### EXTRACTED MATERIAL ###

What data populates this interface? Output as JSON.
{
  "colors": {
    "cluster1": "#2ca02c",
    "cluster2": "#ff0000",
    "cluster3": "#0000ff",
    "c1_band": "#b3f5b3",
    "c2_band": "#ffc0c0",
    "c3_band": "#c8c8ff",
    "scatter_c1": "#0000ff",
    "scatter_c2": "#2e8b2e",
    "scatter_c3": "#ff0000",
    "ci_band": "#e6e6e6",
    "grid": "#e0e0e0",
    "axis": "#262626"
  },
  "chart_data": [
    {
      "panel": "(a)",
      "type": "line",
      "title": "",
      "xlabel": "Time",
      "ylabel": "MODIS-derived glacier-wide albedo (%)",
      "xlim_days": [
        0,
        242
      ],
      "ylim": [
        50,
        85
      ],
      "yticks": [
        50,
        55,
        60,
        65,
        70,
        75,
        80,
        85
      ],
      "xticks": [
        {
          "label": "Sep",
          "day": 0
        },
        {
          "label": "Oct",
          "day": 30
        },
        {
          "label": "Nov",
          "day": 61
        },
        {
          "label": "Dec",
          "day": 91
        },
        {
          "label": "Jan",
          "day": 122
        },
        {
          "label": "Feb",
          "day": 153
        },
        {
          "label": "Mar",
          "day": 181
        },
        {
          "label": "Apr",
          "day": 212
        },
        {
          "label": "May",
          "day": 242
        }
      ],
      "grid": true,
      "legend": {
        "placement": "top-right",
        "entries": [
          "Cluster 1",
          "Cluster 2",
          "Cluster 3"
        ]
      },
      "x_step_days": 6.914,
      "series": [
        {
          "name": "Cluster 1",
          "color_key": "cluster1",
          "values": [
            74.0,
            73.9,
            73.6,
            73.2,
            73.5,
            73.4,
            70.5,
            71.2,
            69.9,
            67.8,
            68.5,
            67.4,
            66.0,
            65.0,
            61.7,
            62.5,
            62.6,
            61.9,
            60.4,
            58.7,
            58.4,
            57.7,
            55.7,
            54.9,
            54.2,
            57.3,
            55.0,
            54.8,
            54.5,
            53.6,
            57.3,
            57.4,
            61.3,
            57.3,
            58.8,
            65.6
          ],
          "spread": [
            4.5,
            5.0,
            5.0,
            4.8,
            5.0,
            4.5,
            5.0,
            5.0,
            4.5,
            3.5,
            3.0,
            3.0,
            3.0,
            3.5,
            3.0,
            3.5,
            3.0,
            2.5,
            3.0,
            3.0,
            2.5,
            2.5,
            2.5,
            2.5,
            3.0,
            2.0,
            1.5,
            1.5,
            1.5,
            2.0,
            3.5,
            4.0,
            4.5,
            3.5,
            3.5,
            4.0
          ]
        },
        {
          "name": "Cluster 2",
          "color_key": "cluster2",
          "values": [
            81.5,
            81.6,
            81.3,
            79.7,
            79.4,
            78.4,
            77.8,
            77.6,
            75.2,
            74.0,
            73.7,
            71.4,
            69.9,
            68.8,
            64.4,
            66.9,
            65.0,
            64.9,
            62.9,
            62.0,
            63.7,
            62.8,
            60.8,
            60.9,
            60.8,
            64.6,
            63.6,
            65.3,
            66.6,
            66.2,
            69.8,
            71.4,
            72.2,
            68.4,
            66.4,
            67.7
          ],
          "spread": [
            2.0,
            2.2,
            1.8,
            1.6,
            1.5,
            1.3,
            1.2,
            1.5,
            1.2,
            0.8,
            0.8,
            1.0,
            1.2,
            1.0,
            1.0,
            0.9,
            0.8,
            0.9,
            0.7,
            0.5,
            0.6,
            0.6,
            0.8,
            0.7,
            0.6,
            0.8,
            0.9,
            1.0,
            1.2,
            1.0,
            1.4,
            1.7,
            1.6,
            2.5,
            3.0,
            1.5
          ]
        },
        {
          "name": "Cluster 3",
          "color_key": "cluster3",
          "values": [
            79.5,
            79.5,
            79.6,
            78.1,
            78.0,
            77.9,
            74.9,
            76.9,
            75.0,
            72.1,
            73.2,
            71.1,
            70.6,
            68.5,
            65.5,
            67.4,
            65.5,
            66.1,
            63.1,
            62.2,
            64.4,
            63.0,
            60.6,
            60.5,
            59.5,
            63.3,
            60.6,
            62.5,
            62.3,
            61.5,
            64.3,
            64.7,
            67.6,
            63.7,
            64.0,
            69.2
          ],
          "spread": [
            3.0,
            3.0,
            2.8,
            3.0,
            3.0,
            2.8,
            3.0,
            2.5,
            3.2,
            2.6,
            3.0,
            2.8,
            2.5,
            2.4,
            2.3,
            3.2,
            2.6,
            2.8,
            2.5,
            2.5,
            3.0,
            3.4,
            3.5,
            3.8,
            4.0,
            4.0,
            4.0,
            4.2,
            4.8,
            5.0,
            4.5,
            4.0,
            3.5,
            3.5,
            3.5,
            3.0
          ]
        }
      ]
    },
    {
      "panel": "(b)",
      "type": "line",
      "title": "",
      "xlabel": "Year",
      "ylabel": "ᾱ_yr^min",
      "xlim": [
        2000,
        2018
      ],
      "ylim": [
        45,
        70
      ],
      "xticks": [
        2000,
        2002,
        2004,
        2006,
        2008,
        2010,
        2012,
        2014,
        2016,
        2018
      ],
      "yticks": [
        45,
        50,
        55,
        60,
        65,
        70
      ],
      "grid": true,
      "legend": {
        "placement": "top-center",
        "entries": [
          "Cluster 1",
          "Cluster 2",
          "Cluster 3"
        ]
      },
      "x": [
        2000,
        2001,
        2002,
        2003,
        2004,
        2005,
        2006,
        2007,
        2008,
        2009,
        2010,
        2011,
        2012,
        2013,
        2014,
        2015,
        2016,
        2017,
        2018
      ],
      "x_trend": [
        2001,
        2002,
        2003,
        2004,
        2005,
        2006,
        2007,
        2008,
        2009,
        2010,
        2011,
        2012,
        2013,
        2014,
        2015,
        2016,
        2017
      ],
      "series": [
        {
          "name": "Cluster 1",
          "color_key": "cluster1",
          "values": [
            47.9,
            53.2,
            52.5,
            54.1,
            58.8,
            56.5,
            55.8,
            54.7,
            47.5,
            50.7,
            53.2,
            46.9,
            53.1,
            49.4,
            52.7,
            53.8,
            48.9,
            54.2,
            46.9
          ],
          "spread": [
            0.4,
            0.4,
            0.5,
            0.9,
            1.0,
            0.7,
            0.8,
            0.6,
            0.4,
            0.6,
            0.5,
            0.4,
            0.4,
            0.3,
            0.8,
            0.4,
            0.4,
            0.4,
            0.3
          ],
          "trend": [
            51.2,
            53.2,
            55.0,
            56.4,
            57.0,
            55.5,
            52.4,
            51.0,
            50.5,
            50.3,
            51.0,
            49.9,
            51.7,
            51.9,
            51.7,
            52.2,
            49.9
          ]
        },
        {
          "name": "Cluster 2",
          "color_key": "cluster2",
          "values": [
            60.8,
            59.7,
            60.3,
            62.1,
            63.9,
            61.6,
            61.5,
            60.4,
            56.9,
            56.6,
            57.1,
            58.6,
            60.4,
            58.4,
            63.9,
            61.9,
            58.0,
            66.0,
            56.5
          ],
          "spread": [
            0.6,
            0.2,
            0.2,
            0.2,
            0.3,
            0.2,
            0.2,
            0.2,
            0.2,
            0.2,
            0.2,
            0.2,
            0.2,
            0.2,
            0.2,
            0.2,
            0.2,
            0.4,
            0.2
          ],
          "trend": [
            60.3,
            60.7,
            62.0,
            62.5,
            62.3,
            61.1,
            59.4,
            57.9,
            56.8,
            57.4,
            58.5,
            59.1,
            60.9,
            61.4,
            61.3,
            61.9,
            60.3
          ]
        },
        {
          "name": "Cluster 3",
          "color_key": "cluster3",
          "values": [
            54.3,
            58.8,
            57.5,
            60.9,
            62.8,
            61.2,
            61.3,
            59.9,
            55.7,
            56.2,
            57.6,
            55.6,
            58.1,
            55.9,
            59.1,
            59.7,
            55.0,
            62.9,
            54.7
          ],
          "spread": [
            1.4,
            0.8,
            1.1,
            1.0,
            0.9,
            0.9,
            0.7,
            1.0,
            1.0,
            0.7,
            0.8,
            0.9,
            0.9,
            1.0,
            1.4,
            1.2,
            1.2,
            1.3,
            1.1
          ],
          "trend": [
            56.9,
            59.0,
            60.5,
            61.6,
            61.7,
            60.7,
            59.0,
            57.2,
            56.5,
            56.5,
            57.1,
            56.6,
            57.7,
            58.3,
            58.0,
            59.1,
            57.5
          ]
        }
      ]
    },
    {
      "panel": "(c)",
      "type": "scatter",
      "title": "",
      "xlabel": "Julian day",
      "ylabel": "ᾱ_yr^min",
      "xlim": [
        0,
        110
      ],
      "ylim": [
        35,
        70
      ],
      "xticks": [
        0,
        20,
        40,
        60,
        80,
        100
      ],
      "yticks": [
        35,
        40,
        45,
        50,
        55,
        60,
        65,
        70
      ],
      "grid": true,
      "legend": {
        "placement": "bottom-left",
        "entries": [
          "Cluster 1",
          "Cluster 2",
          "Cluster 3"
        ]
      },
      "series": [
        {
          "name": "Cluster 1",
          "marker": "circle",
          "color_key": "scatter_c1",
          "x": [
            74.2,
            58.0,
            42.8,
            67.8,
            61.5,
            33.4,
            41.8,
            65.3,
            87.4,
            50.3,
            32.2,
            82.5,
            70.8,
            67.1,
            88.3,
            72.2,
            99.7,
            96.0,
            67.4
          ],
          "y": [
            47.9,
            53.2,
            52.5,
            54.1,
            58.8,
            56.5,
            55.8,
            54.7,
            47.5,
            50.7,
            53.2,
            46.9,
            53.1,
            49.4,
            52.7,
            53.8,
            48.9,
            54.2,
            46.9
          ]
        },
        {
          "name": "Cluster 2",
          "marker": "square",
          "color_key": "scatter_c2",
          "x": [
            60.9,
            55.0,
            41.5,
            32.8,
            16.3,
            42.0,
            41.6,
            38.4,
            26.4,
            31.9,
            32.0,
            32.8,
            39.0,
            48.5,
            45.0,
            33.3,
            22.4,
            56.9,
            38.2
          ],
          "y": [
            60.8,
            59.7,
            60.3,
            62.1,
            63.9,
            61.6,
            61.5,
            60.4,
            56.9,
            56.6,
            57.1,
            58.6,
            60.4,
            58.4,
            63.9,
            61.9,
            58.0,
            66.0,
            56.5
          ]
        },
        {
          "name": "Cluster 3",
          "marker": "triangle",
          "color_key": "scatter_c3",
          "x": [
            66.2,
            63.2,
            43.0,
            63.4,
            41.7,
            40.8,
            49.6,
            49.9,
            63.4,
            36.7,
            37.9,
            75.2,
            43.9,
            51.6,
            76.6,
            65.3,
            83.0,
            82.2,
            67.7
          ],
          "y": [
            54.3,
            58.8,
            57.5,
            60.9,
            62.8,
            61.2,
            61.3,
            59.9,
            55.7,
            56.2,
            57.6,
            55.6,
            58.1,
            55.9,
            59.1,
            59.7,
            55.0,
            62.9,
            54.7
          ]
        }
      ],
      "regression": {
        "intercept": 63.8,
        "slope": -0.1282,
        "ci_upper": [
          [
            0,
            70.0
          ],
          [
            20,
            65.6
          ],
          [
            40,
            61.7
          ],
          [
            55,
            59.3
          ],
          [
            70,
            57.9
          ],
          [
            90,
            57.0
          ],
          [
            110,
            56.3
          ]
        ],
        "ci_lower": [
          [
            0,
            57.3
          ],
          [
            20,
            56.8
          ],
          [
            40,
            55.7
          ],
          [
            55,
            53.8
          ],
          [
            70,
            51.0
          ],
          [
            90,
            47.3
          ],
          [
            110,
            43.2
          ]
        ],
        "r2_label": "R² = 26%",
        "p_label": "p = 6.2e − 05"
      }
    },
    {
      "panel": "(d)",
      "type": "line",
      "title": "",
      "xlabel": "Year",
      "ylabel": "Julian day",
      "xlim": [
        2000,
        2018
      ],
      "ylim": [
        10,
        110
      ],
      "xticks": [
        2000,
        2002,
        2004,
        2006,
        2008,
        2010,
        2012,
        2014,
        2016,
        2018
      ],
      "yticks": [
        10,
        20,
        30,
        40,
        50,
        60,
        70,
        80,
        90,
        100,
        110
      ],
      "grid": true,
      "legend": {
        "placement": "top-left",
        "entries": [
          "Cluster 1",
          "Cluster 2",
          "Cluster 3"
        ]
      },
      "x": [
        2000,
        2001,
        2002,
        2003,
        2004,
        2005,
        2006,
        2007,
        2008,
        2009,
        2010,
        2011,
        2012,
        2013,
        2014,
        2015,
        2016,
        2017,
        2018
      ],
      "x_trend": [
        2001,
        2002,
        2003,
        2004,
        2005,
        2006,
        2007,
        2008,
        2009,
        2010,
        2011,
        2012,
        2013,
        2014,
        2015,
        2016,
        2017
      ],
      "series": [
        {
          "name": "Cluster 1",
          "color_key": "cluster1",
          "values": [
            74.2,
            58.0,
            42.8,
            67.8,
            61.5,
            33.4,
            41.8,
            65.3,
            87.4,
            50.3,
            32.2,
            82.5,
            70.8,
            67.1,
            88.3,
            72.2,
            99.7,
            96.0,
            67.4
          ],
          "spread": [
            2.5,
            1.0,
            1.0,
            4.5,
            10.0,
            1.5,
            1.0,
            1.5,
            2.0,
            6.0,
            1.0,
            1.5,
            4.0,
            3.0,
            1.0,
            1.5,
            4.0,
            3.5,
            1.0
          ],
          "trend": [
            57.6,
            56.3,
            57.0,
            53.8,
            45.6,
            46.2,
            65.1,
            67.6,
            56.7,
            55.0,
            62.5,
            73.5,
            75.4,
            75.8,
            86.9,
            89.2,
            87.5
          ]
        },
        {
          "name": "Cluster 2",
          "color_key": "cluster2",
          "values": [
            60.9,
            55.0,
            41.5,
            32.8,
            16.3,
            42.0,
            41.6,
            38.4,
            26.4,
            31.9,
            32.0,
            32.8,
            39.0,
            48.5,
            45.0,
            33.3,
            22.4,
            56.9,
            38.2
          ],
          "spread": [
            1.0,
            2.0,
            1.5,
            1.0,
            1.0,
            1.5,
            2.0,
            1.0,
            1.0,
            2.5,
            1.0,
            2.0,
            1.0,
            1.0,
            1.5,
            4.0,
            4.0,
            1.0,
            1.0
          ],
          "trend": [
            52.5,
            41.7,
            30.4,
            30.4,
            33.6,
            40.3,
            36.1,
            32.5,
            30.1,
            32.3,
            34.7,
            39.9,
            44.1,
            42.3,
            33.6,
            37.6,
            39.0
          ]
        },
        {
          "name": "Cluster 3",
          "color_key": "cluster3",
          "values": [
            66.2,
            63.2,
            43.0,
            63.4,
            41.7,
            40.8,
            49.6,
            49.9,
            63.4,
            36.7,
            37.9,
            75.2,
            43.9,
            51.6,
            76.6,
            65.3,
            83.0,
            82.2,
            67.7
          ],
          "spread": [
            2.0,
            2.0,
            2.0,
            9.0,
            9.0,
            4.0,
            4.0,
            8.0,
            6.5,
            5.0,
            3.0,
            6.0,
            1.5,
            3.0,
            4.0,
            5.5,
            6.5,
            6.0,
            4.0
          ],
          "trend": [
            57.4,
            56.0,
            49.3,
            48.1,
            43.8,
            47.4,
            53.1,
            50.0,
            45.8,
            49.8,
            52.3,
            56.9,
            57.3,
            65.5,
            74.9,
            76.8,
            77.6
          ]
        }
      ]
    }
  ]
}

###

§ EXERCISE PROMPT:
Using the material above, gather every line that includes "left".

§ SOLUTION TO THIS PROBLEM:
        "placement": "bottom-left",
        "placement": "top-left",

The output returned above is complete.